* [Aufgabenstellung] Aktualisieren Sie die folgenden Daten, indem Sie „data-point“ überall durch „marker“ ersetzen. Alles Übrige bleibt unverändert.

* [Gegebene Daten]
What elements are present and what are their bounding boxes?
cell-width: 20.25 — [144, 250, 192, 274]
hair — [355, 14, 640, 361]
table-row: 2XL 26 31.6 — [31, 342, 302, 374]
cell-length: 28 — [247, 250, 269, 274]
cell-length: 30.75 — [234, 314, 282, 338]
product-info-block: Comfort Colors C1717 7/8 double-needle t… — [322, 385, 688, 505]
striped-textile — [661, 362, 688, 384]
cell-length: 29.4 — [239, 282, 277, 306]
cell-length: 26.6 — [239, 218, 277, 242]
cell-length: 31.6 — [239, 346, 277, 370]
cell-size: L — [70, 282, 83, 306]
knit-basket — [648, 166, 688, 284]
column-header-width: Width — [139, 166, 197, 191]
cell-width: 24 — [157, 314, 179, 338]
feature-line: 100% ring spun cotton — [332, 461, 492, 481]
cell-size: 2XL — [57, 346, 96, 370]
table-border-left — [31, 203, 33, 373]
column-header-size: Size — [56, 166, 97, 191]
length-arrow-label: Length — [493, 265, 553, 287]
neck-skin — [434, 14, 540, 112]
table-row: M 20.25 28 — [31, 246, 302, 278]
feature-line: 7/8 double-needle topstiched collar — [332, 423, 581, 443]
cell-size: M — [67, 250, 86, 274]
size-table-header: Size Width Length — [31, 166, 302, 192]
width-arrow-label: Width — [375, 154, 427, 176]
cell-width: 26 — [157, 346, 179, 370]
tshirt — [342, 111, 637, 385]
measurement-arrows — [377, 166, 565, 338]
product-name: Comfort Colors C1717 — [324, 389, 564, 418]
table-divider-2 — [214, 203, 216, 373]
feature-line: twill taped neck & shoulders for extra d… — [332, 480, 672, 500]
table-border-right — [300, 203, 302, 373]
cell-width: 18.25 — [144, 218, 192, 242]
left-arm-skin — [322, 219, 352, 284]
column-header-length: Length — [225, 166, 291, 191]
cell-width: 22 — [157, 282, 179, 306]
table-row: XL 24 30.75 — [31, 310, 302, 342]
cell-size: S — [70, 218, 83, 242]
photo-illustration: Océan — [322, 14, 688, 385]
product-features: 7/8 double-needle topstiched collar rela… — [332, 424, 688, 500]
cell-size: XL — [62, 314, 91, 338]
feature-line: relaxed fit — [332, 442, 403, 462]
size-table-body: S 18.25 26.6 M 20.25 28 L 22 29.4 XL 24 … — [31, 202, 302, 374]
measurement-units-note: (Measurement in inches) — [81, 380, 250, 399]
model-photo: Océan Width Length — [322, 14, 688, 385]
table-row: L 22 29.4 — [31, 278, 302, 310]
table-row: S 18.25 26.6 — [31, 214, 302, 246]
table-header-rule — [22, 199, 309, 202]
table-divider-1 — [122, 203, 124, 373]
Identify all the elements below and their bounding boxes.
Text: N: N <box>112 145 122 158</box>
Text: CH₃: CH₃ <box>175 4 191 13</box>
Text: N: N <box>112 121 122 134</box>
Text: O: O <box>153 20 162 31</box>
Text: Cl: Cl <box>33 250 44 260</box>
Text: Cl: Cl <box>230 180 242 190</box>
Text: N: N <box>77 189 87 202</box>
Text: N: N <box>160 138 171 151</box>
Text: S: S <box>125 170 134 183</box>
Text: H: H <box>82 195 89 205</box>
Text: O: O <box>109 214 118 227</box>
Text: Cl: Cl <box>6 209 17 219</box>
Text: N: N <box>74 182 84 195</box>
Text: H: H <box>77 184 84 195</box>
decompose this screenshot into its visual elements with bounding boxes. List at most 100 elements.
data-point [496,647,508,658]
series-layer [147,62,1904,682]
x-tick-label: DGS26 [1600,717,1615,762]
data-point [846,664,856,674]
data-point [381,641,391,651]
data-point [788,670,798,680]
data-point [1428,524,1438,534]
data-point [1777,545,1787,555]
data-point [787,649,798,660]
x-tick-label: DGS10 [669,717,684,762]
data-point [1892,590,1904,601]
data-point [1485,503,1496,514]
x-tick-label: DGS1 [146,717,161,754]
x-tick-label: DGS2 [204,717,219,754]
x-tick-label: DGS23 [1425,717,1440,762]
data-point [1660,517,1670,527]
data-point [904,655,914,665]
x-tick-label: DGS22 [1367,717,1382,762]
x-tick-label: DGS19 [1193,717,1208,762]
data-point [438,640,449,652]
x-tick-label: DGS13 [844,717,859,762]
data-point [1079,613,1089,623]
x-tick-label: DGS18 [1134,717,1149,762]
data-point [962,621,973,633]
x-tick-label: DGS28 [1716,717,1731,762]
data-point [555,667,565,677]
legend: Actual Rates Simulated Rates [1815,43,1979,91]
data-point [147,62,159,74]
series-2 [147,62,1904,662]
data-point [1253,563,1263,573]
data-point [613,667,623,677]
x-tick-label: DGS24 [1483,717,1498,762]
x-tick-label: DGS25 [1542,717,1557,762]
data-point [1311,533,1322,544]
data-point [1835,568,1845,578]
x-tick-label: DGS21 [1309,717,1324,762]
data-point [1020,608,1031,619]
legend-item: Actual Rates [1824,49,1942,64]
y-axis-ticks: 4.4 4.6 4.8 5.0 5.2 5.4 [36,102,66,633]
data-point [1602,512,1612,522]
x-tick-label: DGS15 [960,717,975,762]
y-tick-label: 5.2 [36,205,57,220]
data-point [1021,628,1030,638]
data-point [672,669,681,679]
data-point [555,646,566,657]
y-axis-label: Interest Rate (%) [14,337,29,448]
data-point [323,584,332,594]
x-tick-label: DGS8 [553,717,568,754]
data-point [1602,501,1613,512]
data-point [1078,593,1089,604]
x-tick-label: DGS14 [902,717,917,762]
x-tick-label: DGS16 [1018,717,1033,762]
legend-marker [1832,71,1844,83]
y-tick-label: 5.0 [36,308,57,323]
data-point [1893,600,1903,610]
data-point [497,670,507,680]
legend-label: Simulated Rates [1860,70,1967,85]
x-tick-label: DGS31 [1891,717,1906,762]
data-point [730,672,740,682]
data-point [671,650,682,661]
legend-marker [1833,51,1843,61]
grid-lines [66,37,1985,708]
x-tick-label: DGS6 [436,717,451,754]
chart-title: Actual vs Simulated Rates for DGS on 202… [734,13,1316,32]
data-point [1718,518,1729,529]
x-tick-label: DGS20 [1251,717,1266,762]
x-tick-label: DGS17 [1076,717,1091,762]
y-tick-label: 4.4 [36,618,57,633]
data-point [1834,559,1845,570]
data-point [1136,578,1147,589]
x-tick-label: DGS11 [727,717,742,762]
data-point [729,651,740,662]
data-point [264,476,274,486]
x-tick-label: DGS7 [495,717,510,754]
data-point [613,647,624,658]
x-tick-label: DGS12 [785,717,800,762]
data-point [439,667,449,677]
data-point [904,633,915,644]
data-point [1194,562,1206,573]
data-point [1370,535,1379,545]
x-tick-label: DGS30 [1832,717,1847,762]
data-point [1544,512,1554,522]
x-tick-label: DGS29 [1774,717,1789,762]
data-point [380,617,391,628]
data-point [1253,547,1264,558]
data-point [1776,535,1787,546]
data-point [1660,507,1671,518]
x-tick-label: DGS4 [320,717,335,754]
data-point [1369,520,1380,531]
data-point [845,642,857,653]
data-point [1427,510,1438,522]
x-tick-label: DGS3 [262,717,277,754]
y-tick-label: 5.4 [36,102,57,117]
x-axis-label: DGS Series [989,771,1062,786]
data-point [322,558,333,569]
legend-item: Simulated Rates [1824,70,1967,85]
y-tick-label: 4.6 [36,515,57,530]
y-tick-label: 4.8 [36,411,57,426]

* [Ergebnis]
What elements are present and what are their bounding boxes?
cell-width: 20.25 — [144, 250, 192, 274]
hair — [355, 14, 640, 361]
table-row: 2XL 26 31.6 — [31, 342, 302, 374]
cell-length: 28 — [247, 250, 269, 274]
cell-length: 30.75 — [234, 314, 282, 338]
product-info-block: Comfort Colors C1717 7/8 double-needle t… — [322, 385, 688, 505]
striped-textile — [661, 362, 688, 384]
cell-length: 29.4 — [239, 282, 277, 306]
cell-length: 26.6 — [239, 218, 277, 242]
cell-length: 31.6 — [239, 346, 277, 370]
cell-size: L — [70, 282, 83, 306]
knit-basket — [648, 166, 688, 284]
column-header-width: Width — [139, 166, 197, 191]
cell-width: 24 — [157, 314, 179, 338]
feature-line: 100% ring spun cotton — [332, 461, 492, 481]
cell-size: 2XL — [57, 346, 96, 370]
table-border-left — [31, 203, 33, 373]
column-header-size: Size — [56, 166, 97, 191]
length-arrow-label: Length — [493, 265, 553, 287]
neck-skin — [434, 14, 540, 112]
table-row: M 20.25 28 — [31, 246, 302, 278]
feature-line: 7/8 double-needle topstiched collar — [332, 423, 581, 443]
cell-size: M — [67, 250, 86, 274]
size-table-header: Size Width Length — [31, 166, 302, 192]
width-arrow-label: Width — [375, 154, 427, 176]
cell-width: 26 — [157, 346, 179, 370]
tshirt — [342, 111, 637, 385]
measurement-arrows — [377, 166, 565, 338]
product-name: Comfort Colors C1717 — [324, 389, 564, 418]
table-divider-2 — [214, 203, 216, 373]
feature-line: twill taped neck & shoulders for extra d… — [332, 480, 672, 500]
table-border-right — [300, 203, 302, 373]
cell-width: 18.25 — [144, 218, 192, 242]
left-arm-skin — [322, 219, 352, 284]
column-header-length: Length — [225, 166, 291, 191]
cell-width: 22 — [157, 282, 179, 306]
table-row: XL 24 30.75 — [31, 310, 302, 342]
cell-size: S — [70, 218, 83, 242]
photo-illustration: Océan — [322, 14, 688, 385]
product-features: 7/8 double-needle topstiched collar rela… — [332, 424, 688, 500]
cell-size: XL — [62, 314, 91, 338]
feature-line: relaxed fit — [332, 442, 403, 462]
size-table-body: S 18.25 26.6 M 20.25 28 L 22 29.4 XL 24 … — [31, 202, 302, 374]
measurement-units-note: (Measurement in inches) — [81, 380, 250, 399]
model-photo: Océan Width Length — [322, 14, 688, 385]
table-row: L 22 29.4 — [31, 278, 302, 310]
table-row: S 18.25 26.6 — [31, 214, 302, 246]
table-header-rule — [22, 199, 309, 202]
table-divider-1 — [122, 203, 124, 373]
Identify all the elements below and their bounding boxes.
Text: N: N <box>112 145 122 158</box>
Text: CH₃: CH₃ <box>175 4 191 13</box>
Text: N: N <box>112 121 122 134</box>
Text: O: O <box>153 20 162 31</box>
Text: Cl: Cl <box>33 250 44 260</box>
Text: Cl: Cl <box>230 180 242 190</box>
Text: N: N <box>77 189 87 202</box>
Text: N: N <box>160 138 171 151</box>
Text: S: S <box>125 170 134 183</box>
Text: H: H <box>82 195 89 205</box>
Text: O: O <box>109 214 118 227</box>
Text: Cl: Cl <box>6 209 17 219</box>
Text: N: N <box>74 182 84 195</box>
Text: H: H <box>77 184 84 195</box>
decompose this screenshot into its visual elements with bounding boxes. List at most 100 elements.
marker [496,647,508,658]
series-layer [147,62,1904,682]
x-tick-label: DGS26 [1600,717,1615,762]
marker [846,664,856,674]
marker [381,641,391,651]
marker [788,670,798,680]
marker [1428,524,1438,534]
marker [1777,545,1787,555]
marker [787,649,798,660]
x-tick-label: DGS10 [669,717,684,762]
marker [1892,590,1904,601]
marker [1485,503,1496,514]
x-tick-label: DGS1 [146,717,161,754]
x-tick-label: DGS2 [204,717,219,754]
x-tick-label: DGS23 [1425,717,1440,762]
marker [1660,517,1670,527]
marker [904,655,914,665]
x-tick-label: DGS22 [1367,717,1382,762]
x-tick-label: DGS19 [1193,717,1208,762]
marker [438,640,449,652]
x-tick-label: DGS13 [844,717,859,762]
marker [1079,613,1089,623]
x-tick-label: DGS18 [1134,717,1149,762]
marker [962,621,973,633]
x-tick-label: DGS28 [1716,717,1731,762]
marker [555,667,565,677]
legend: Actual Rates Simulated Rates [1815,43,1979,91]
marker [147,62,159,74]
series-2 [147,62,1904,662]
marker [1253,563,1263,573]
marker [613,667,623,677]
x-tick-label: DGS24 [1483,717,1498,762]
x-tick-label: DGS25 [1542,717,1557,762]
marker [1311,533,1322,544]
marker [1835,568,1845,578]
x-tick-label: DGS21 [1309,717,1324,762]
marker [1020,608,1031,619]
legend-item: Actual Rates [1824,49,1942,64]
y-axis-ticks: 4.4 4.6 4.8 5.0 5.2 5.4 [36,102,66,633]
marker [1602,512,1612,522]
x-tick-label: DGS15 [960,717,975,762]
y-tick-label: 5.2 [36,205,57,220]
marker [1021,628,1030,638]
marker [672,669,681,679]
marker [555,646,566,657]
y-axis-label: Interest Rate (%) [14,337,29,448]
marker [323,584,332,594]
x-tick-label: DGS8 [553,717,568,754]
marker [1602,501,1613,512]
marker [1078,593,1089,604]
x-tick-label: DGS14 [902,717,917,762]
x-tick-label: DGS16 [1018,717,1033,762]
legend-marker [1832,71,1844,83]
y-tick-label: 5.0 [36,308,57,323]
marker [1893,600,1903,610]
marker [497,670,507,680]
legend-label: Simulated Rates [1860,70,1967,85]
x-tick-label: DGS31 [1891,717,1906,762]
marker [730,672,740,682]
marker [671,650,682,661]
legend-marker [1833,51,1843,61]
grid-lines [66,37,1985,708]
x-tick-label: DGS6 [436,717,451,754]
chart-title: Actual vs Simulated Rates for DGS on 202… [734,13,1316,32]
marker [1718,518,1729,529]
x-tick-label: DGS20 [1251,717,1266,762]
x-tick-label: DGS17 [1076,717,1091,762]
y-tick-label: 4.4 [36,618,57,633]
marker [1834,559,1845,570]
marker [1136,578,1147,589]
x-tick-label: DGS11 [727,717,742,762]
marker [729,651,740,662]
marker [264,476,274,486]
x-tick-label: DGS7 [495,717,510,754]
marker [613,647,624,658]
x-tick-label: DGS12 [785,717,800,762]
marker [439,667,449,677]
marker [904,633,915,644]
marker [1194,562,1206,573]
marker [1370,535,1379,545]
x-tick-label: DGS30 [1832,717,1847,762]
marker [1544,512,1554,522]
x-tick-label: DGS29 [1774,717,1789,762]
marker [380,617,391,628]
marker [1253,547,1264,558]
marker [1776,535,1787,546]
marker [1660,507,1671,518]
x-tick-label: DGS4 [320,717,335,754]
marker [1369,520,1380,531]
marker [845,642,857,653]
marker [1427,510,1438,522]
x-tick-label: DGS3 [262,717,277,754]
y-tick-label: 5.4 [36,102,57,117]
x-axis-label: DGS Series [989,771,1062,786]
marker [322,558,333,569]
legend-item: Simulated Rates [1824,70,1967,85]
y-tick-label: 4.6 [36,515,57,530]
y-tick-label: 4.8 [36,411,57,426]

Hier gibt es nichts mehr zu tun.